# Task
Find every line in the records below that holds the word "grrrgraphics", and copy each one.

# Entries

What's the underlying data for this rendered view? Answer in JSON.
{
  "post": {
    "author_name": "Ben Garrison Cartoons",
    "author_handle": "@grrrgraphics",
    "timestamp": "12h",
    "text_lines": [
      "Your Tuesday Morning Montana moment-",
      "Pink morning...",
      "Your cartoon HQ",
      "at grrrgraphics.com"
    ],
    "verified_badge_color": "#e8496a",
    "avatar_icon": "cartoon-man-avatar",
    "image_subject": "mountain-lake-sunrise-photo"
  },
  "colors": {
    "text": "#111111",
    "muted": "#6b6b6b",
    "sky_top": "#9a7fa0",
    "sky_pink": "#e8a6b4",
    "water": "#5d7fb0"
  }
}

* * *

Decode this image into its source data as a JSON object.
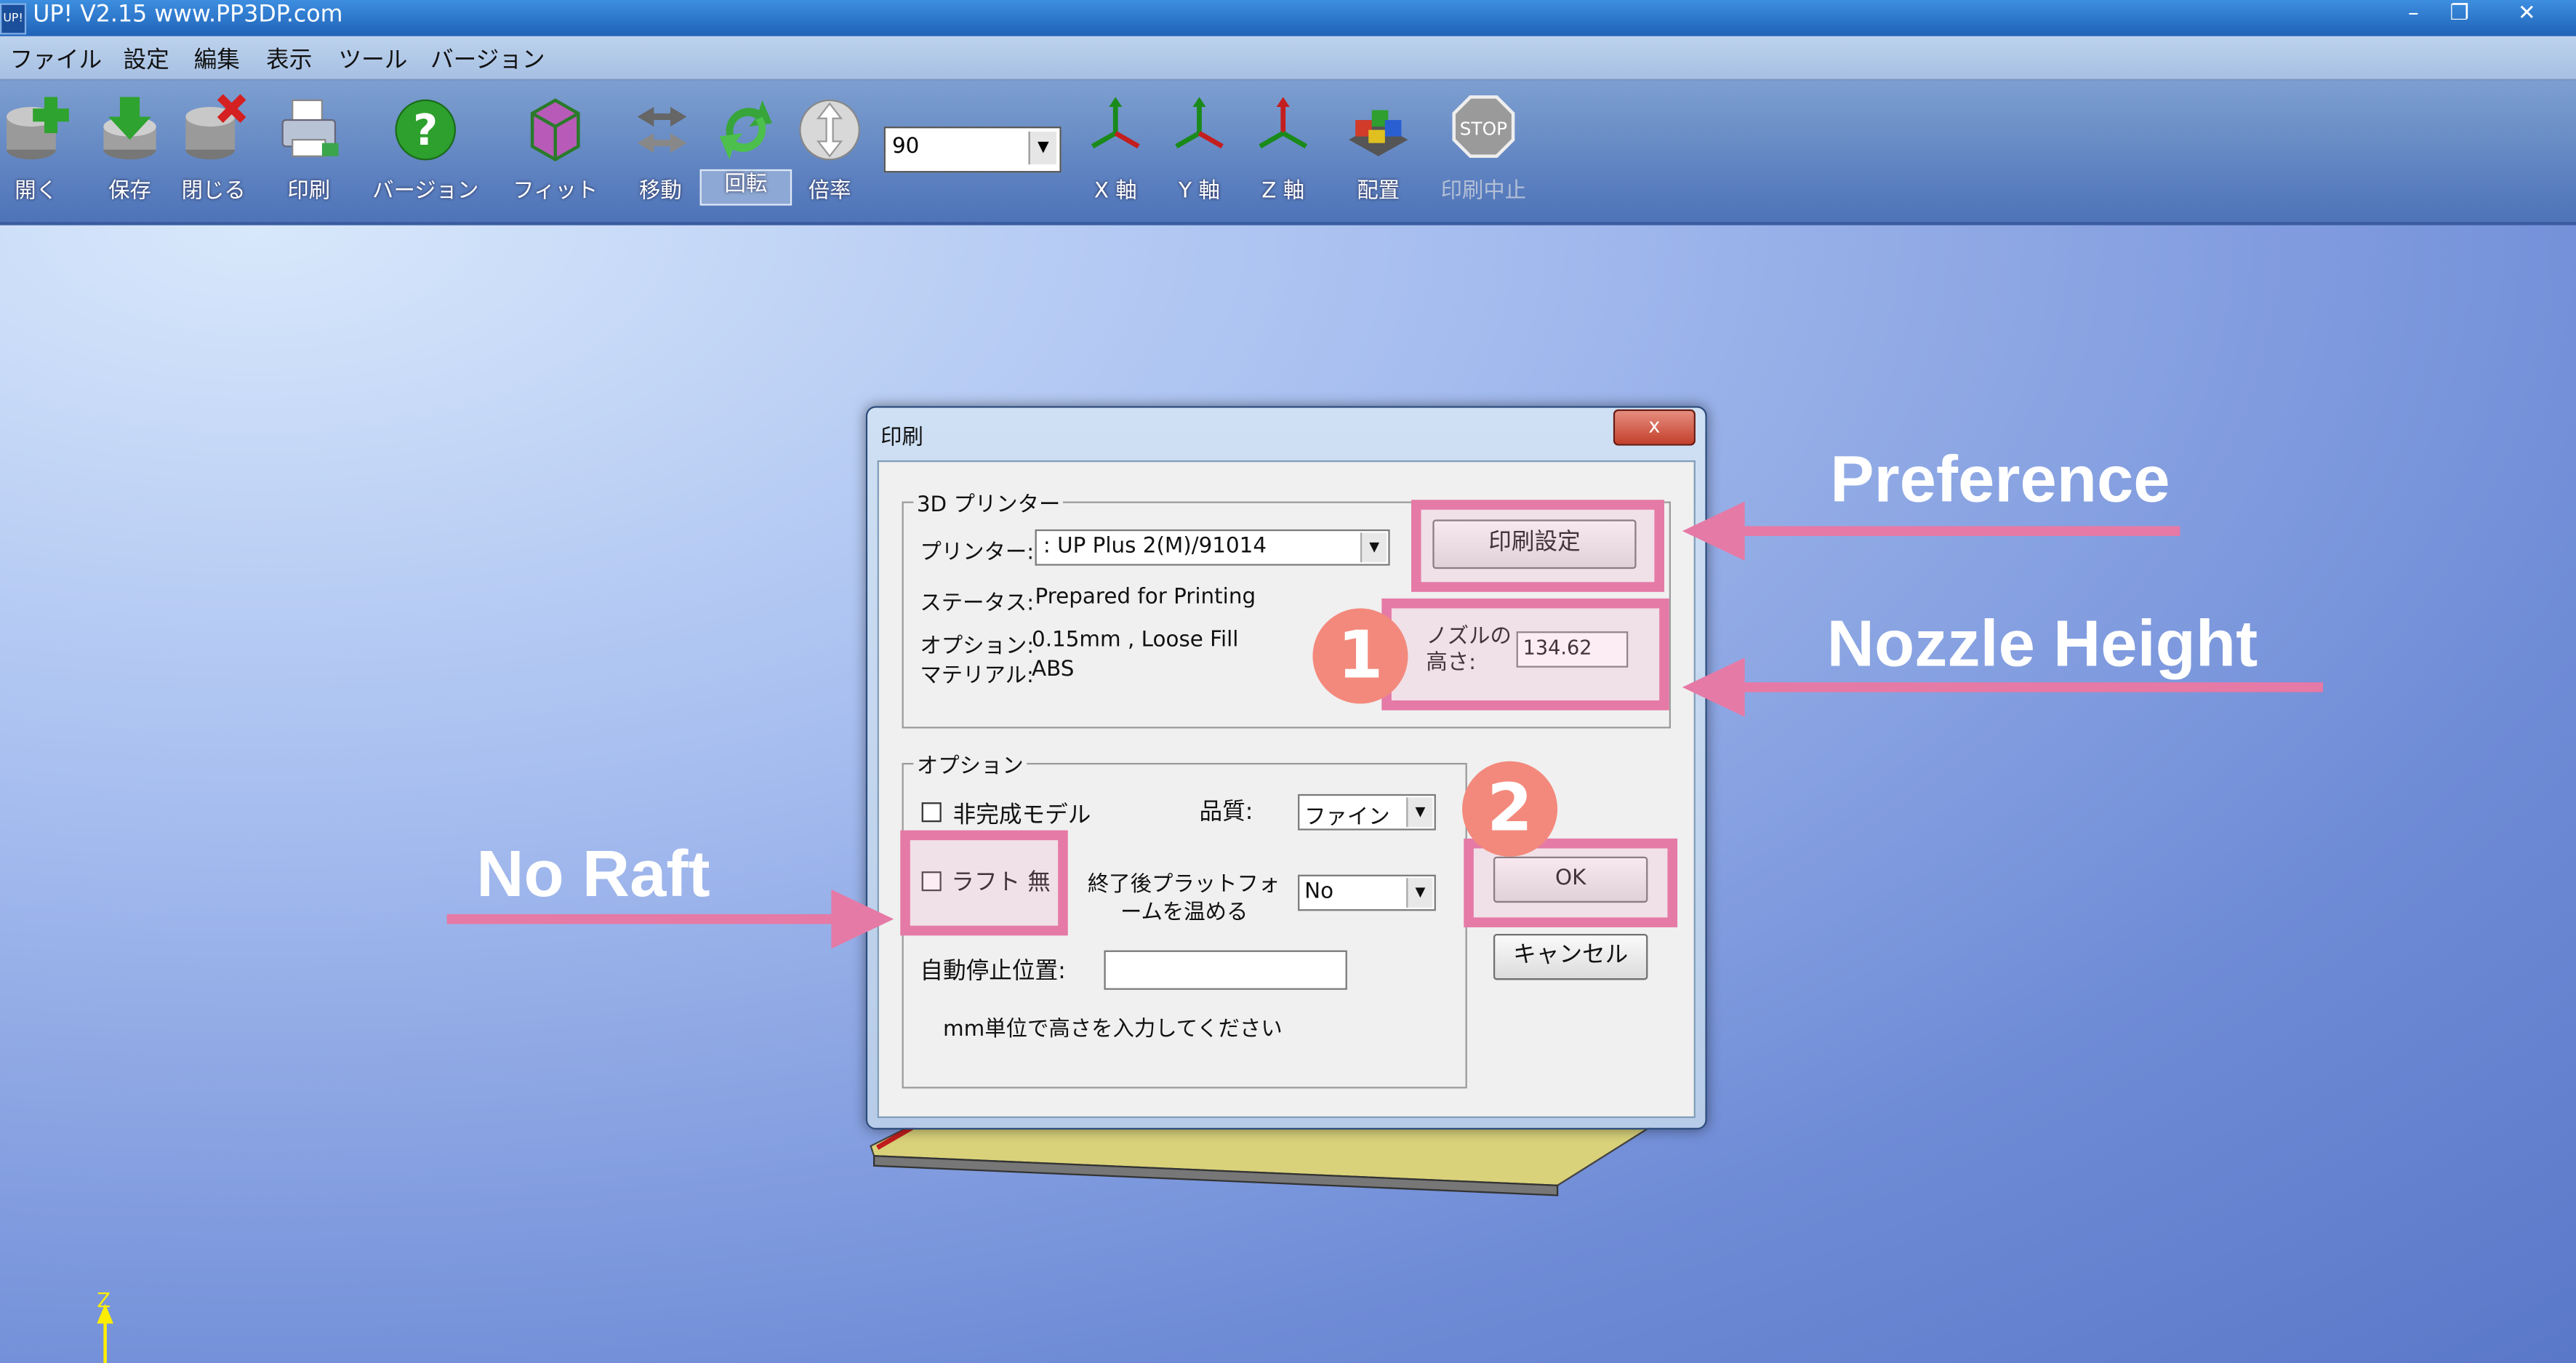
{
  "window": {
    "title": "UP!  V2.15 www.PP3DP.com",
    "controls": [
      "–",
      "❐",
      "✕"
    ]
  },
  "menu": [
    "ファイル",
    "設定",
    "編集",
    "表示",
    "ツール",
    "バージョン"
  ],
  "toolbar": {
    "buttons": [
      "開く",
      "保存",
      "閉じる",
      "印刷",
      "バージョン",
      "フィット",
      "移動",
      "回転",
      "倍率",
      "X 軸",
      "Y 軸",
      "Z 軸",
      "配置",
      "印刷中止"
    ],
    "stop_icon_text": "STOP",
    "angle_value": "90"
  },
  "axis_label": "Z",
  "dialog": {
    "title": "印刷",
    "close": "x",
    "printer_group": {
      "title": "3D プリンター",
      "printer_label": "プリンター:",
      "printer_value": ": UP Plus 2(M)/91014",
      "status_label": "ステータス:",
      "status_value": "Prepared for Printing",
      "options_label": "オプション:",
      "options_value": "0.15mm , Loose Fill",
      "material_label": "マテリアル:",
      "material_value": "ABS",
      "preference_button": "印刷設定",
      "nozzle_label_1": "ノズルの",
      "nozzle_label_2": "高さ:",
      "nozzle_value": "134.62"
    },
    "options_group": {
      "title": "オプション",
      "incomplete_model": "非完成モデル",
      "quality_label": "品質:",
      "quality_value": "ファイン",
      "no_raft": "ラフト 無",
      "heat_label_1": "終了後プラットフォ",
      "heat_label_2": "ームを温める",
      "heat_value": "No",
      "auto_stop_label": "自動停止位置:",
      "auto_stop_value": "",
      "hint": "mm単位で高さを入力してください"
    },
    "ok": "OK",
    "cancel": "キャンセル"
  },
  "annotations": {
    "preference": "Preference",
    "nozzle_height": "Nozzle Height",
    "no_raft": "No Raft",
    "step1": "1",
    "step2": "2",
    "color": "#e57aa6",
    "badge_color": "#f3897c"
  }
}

# Correct response
    "author_handle": "@grrrgraphics",
      "at grrrgraphics.com"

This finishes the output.